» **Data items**

________________________

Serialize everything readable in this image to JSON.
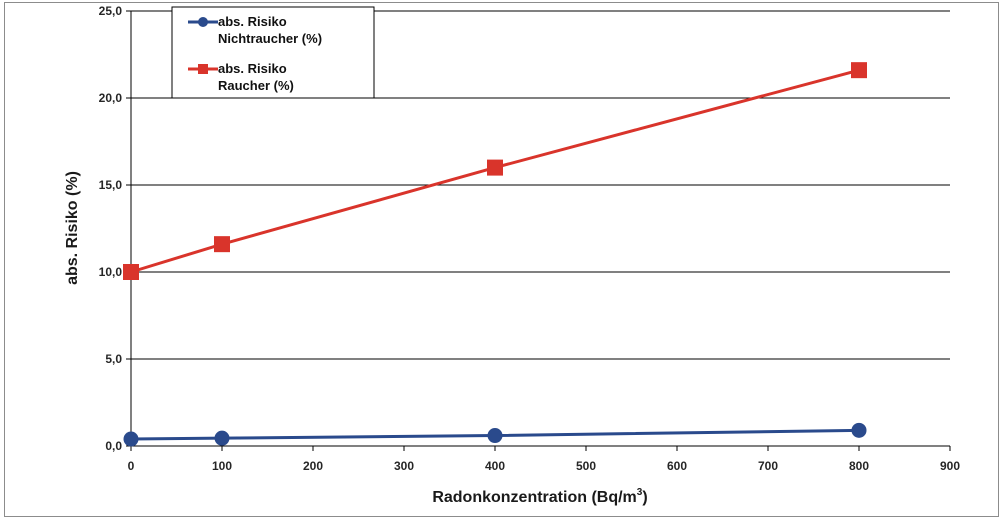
{
  "chart_data": {
    "type": "line",
    "title": "",
    "xlabel": "Radonkonzentration (Bq/m",
    "xlabel_sup": "3",
    "xlabel_end": ")",
    "ylabel": "abs. Risiko (%)",
    "xlim": [
      0,
      900
    ],
    "ylim": [
      0,
      25
    ],
    "x_ticks": [
      0,
      100,
      200,
      300,
      400,
      500,
      600,
      700,
      800,
      900
    ],
    "y_ticks": [
      0,
      5,
      10,
      15,
      20,
      25
    ],
    "y_tick_labels": [
      "0,0",
      "5,0",
      "10,0",
      "15,0",
      "20,0",
      "25,0"
    ],
    "grid": "horizontal",
    "legend_position": "top-left",
    "series": [
      {
        "name_line1": "abs. Risiko",
        "name_line2": "Nichtraucher (%)",
        "x": [
          0,
          100,
          400,
          800
        ],
        "values": [
          0.4,
          0.45,
          0.6,
          0.9
        ],
        "color": "#2a4a8c",
        "marker": "circle"
      },
      {
        "name_line1": "abs. Risiko",
        "name_line2": "Raucher (%)",
        "x": [
          0,
          100,
          400,
          800
        ],
        "values": [
          10.0,
          11.6,
          16.0,
          21.6
        ],
        "color": "#d9342b",
        "marker": "square"
      }
    ]
  }
}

________________________

Retype the data above exactly; pictures are not part of the copy.

» **The output**
Serialize everything readable in this image to JSON.
{
  "chart_data": {
    "type": "line",
    "title": "",
    "xlabel": "Radonkonzentration (Bq/m",
    "xlabel_sup": "3",
    "xlabel_end": ")",
    "ylabel": "abs. Risiko (%)",
    "xlim": [
      0,
      900
    ],
    "ylim": [
      0,
      25
    ],
    "x_ticks": [
      0,
      100,
      200,
      300,
      400,
      500,
      600,
      700,
      800,
      900
    ],
    "y_ticks": [
      0,
      5,
      10,
      15,
      20,
      25
    ],
    "y_tick_labels": [
      "0,0",
      "5,0",
      "10,0",
      "15,0",
      "20,0",
      "25,0"
    ],
    "grid": "horizontal",
    "legend_position": "top-left",
    "series": [
      {
        "name_line1": "abs. Risiko",
        "name_line2": "Nichtraucher (%)",
        "x": [
          0,
          100,
          400,
          800
        ],
        "values": [
          0.4,
          0.45,
          0.6,
          0.9
        ],
        "color": "#2a4a8c",
        "marker": "circle"
      },
      {
        "name_line1": "abs. Risiko",
        "name_line2": "Raucher (%)",
        "x": [
          0,
          100,
          400,
          800
        ],
        "values": [
          10.0,
          11.6,
          16.0,
          21.6
        ],
        "color": "#d9342b",
        "marker": "square"
      }
    ]
  }
}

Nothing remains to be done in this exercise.